> **Extracted text**:

Thanks for the answer, I’m not new on GIMP plugin’s development but I’m totally new on GEGL operations!
After a first look, it seems that none of the standard plugins from the GIMP’s procedure database use GEGL for their operations, and the only way to test a operation made with GEGL is to open this dialog: http://docs.gimp.org/it/gimp-tool-gegl.html
.... am I wrong?
I mean, is it possible to define a new plugin using the classical method with ’gimp_install_procedure()’, making it accessible through the PDB and writing a ”complex” user interface with GTK, but using GEGL APIs for the image manipulation phase?
Where to find a documentation about those ’GeglOperation’ or ‘GeglBuffer’ APIs? Seems I need to learn a lot of new things...
Ale
Da: Øyvind Kolås
Data invio: martedì 11 giugno 2013 01.48
A: Alessandro Francesconi
Cc: gimp-developer-list@gnome.org
On Tue, Jun 11, 2013 at 1:32 AM, Alessandro Francesconi wrote:
Hello, I'm starting to write a GIMP plugin and I'm facing the problem of "pixel-per-pixel" algorithms and their speed.

> **Recorded data**:
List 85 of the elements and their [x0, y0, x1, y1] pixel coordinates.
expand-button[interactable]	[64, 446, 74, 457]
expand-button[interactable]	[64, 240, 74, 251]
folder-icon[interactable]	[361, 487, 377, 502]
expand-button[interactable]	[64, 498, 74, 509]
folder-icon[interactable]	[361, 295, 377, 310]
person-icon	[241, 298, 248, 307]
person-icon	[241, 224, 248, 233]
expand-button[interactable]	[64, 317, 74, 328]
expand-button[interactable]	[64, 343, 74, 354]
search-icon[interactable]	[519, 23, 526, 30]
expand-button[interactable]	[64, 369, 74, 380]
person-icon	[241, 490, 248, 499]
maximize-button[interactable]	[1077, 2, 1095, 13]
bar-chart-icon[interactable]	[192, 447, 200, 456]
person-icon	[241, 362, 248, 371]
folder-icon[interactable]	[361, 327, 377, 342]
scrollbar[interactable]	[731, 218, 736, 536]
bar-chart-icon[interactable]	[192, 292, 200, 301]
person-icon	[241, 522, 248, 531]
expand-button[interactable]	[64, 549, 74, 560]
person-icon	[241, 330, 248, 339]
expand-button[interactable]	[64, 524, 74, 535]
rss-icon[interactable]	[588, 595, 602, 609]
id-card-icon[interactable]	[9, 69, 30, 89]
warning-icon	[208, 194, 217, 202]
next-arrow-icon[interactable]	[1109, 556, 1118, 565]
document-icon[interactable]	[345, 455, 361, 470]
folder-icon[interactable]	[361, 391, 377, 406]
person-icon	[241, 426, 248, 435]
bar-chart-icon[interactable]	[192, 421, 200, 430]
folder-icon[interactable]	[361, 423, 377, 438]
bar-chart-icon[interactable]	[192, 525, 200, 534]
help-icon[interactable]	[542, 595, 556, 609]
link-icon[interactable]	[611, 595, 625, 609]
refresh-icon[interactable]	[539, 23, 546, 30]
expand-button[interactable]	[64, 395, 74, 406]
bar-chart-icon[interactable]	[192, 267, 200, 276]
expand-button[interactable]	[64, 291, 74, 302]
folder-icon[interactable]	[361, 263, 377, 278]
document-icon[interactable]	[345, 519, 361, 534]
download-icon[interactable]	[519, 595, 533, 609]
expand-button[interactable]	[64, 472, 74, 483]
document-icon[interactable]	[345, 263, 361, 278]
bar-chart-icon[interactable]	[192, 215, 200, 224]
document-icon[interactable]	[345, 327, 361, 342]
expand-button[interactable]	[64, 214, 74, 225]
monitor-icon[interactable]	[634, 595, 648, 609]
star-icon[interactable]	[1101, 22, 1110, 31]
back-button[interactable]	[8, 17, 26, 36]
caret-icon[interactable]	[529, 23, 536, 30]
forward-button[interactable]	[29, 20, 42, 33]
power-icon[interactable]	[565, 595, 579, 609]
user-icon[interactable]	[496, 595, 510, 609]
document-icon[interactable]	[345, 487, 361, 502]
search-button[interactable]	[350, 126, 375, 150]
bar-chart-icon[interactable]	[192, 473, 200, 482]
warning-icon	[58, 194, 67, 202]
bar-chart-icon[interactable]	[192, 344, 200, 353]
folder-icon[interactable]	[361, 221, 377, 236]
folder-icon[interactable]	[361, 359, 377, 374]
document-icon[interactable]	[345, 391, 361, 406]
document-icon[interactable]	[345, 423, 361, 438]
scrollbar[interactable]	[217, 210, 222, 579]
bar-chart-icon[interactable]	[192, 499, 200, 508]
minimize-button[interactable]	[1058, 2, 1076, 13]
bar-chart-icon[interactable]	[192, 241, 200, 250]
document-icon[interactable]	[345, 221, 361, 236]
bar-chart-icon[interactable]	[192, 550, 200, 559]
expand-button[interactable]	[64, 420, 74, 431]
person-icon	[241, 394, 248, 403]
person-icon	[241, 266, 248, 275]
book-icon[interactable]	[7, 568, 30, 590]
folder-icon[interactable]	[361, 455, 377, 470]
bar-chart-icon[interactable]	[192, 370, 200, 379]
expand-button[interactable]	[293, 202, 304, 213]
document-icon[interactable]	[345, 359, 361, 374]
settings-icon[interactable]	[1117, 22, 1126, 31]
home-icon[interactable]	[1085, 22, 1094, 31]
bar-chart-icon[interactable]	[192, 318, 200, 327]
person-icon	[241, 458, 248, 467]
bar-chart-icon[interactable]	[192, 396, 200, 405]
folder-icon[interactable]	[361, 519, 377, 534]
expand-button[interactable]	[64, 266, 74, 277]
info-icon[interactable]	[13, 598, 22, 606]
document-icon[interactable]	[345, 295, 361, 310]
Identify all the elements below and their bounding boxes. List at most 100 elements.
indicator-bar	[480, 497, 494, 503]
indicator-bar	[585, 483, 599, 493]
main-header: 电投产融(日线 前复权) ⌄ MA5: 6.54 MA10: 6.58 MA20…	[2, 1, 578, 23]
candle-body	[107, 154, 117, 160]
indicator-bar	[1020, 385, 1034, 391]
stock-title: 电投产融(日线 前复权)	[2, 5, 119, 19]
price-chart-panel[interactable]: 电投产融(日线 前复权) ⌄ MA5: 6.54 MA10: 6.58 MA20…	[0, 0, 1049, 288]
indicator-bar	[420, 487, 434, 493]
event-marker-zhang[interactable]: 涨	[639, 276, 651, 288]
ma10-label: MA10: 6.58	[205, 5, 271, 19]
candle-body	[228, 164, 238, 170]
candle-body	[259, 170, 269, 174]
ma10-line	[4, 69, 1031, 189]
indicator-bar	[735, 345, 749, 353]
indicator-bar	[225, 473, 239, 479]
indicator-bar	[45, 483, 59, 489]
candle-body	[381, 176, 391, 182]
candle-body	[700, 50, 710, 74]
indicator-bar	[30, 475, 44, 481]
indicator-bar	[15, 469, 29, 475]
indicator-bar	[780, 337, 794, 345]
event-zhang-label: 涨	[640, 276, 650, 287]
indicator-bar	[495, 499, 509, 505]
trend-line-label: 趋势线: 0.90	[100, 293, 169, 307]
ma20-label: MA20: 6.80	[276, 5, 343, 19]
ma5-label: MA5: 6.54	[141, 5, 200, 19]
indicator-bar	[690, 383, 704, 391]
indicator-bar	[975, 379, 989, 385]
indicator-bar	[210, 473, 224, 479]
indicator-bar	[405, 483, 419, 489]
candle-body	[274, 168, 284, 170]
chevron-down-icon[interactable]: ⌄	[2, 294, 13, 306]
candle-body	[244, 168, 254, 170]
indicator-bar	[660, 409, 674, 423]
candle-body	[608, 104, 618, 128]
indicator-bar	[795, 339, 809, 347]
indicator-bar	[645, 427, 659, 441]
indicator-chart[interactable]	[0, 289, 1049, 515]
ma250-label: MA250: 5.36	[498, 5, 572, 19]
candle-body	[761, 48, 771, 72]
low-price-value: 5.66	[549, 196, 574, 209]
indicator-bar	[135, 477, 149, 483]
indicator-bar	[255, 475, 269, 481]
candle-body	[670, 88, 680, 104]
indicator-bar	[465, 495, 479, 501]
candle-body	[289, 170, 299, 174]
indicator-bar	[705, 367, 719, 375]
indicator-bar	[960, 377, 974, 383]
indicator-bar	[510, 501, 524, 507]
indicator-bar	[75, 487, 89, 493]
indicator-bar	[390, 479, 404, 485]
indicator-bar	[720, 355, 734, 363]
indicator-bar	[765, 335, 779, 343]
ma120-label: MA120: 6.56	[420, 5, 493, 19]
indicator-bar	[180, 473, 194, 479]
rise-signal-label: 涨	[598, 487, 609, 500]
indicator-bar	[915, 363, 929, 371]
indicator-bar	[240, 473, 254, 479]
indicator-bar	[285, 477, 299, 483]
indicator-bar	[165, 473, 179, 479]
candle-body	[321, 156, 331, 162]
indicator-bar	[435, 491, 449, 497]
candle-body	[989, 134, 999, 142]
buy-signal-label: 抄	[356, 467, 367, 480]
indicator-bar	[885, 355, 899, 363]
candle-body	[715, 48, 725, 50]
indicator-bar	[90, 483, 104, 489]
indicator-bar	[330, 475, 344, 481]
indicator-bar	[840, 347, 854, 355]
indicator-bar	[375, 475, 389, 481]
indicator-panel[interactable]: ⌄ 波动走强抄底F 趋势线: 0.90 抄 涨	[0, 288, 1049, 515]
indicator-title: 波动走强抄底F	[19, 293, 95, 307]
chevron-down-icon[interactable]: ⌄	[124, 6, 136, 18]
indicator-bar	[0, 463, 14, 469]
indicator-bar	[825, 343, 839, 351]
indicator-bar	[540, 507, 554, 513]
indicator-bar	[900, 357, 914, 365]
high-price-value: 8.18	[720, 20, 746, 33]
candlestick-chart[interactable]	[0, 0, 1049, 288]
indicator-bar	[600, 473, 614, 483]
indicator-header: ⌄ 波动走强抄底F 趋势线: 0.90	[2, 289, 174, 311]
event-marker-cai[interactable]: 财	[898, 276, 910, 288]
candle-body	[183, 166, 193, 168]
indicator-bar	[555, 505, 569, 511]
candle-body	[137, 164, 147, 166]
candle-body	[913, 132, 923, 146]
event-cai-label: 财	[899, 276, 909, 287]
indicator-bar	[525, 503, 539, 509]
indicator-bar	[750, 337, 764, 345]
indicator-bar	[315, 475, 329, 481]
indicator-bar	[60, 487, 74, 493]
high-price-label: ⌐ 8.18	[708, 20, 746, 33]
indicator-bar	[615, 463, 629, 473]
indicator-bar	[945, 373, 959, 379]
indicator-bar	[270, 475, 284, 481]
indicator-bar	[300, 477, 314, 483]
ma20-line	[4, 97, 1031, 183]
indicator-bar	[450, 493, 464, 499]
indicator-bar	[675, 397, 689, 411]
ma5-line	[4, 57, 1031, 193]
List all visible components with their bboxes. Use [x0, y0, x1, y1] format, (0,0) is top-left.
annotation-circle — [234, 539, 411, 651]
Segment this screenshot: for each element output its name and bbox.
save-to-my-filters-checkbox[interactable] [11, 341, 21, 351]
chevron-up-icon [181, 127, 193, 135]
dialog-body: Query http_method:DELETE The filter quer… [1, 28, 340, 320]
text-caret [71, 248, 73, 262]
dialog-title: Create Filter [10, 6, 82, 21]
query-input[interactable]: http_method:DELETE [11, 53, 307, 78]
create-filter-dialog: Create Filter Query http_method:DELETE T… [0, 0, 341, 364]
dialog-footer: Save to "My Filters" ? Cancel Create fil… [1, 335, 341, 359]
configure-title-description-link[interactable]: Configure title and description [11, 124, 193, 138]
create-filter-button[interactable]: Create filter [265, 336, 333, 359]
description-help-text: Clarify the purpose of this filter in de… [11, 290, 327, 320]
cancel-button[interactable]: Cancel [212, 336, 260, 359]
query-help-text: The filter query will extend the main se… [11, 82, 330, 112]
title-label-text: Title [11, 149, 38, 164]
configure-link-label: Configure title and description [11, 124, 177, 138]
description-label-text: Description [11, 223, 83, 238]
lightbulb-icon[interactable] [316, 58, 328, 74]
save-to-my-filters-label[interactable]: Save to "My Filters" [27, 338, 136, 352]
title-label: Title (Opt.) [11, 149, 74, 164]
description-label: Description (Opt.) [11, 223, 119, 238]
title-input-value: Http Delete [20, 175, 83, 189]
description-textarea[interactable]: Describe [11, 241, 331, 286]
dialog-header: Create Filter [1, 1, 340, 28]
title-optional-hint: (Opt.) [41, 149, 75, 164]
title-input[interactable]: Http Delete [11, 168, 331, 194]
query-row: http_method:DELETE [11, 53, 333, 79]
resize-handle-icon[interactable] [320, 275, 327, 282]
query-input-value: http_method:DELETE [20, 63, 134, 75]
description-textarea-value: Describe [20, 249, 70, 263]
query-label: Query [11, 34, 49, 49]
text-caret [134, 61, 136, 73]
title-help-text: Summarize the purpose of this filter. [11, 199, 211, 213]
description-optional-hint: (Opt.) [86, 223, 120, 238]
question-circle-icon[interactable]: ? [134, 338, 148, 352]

> **Work item A**: In the GIMP plugin email, which function does the writer name as the classical way to define a new plugin?
> **Work item B**: Please resume the GIMP plugin email right after its final sentence and keep writing it.

> **Output A**: gimp_install_procedure()

> **Output B**:
Without going on details, my algorithm should take every pixel in the image and for each one it must check its 24 neighbours, it does some simple calcs and finally it set a new color for the pixel.
How to speed-up the execution? I tried with the easiest approach with a classic "for-in-for" loop but the computation is really slow. Looking around, I've seen some GIMP functions like:
gimppixelfetcher — Functions for operating on pixel regions.
gimppixelrgn — Functions for operating on pixel regions.
gimpregioniterator — Functions to traverse a pixel regions.
All of the above functions are considered deprecated; even when developing a GIMP plug-in and not a GEGL operation you would be encouraged to use GeglBuffer APIs (search for "gegl" in gimp's plug-in directories.). Though for a filter plug-in like you describe, the most proper way to do it now and for the future is to write a GeglOperation that derives from the provided GeglOperationAreaFilter like for instance:
https://git.gnome.org/browse/gegl/tree/operations/common/noise-spread.c
you'd probably want to fetch the entire neighborhood of the rectangular region being processed though; rather than doing like that particular plug-in which gegl_buffer_get's pixels one by one.